**YOUR OBJECTIVE**
Go through the listing and return every line with "skin" in it.

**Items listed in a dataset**

--

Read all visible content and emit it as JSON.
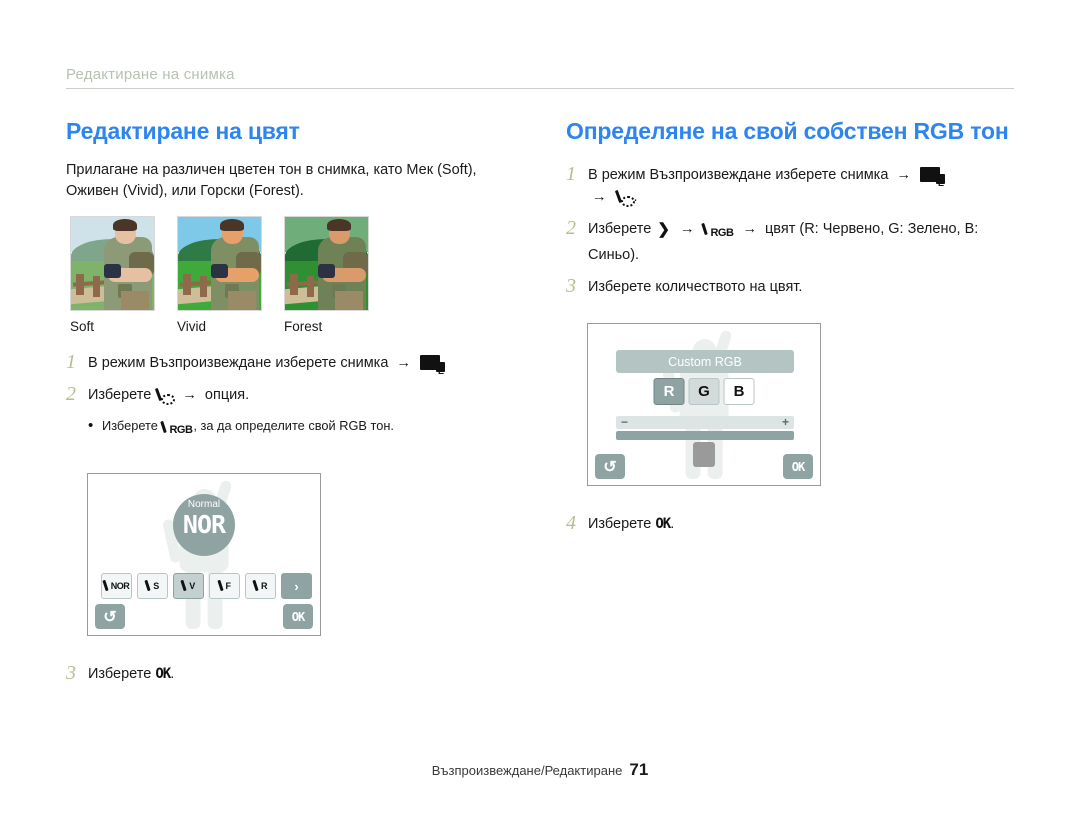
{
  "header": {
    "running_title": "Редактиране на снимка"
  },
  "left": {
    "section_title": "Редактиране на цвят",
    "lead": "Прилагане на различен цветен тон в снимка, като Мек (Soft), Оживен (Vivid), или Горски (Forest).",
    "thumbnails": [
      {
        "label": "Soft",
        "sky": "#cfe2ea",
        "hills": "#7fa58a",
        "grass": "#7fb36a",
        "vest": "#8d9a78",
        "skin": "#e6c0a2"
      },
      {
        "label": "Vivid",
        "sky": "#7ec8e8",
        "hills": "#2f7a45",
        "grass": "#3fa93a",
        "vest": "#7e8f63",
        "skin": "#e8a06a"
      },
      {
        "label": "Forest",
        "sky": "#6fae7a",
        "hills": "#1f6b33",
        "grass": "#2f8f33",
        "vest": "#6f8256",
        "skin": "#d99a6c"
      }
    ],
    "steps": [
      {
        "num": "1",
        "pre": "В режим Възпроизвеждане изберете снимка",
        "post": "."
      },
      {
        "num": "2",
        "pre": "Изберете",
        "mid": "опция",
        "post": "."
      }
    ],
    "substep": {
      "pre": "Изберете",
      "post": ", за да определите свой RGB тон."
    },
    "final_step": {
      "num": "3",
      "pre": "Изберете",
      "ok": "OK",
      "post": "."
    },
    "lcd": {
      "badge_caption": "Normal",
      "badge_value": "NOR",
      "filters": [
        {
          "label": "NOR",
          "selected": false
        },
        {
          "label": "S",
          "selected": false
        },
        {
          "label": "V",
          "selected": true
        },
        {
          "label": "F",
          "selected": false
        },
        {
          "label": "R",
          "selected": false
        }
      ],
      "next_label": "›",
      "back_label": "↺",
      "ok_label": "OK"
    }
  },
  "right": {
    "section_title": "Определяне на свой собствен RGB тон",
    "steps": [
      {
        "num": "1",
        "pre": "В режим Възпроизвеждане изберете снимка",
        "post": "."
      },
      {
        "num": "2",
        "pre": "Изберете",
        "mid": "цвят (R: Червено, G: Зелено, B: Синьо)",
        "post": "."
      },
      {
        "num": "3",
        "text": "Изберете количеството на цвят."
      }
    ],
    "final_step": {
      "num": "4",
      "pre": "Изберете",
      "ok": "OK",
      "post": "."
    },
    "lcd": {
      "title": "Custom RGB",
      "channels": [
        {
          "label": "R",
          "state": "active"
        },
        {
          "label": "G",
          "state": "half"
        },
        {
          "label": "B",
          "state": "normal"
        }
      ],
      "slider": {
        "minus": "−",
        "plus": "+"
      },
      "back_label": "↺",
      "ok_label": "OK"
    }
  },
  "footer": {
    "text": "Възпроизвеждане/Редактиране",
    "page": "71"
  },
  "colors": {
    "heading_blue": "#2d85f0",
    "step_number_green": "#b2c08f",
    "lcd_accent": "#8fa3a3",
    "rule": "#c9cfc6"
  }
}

--

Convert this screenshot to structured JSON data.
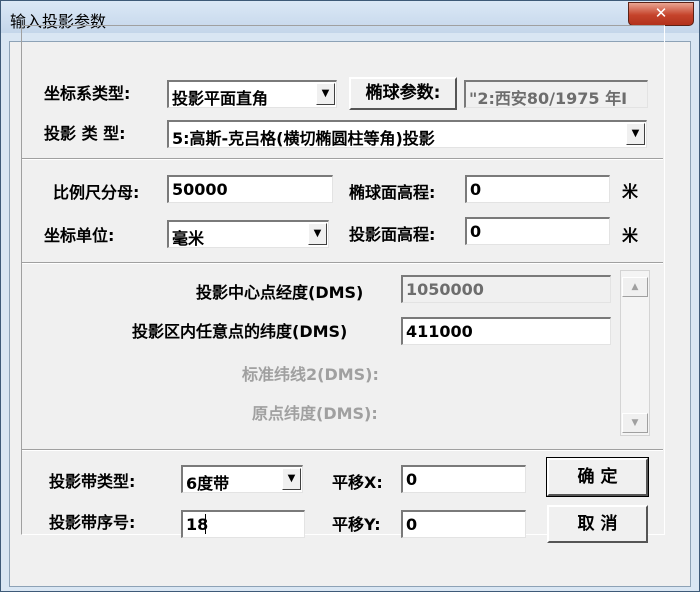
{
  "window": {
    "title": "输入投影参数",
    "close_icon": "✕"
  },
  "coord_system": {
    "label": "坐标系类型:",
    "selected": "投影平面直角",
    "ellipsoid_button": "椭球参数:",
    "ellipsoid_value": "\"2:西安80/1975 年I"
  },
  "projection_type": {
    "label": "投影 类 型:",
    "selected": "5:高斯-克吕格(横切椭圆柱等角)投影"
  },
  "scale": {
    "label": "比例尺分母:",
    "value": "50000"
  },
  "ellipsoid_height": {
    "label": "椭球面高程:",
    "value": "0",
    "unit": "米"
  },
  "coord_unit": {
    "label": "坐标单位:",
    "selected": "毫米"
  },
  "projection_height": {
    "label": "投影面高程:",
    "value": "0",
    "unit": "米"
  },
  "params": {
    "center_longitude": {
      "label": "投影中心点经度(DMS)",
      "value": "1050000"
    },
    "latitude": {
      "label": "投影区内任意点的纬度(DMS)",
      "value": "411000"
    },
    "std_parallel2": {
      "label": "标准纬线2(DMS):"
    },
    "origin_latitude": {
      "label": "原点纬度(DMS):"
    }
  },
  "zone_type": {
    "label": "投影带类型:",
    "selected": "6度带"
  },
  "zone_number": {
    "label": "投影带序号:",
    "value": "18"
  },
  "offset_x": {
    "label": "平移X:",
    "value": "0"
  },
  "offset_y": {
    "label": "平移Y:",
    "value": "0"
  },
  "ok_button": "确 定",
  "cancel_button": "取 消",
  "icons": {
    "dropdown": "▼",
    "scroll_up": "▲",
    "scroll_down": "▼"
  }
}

--

**EXPECTED OUTPUT**
        "skin": "#e6c0a2"
        "skin": "#e8a06a"
        "skin": "#d99a6c"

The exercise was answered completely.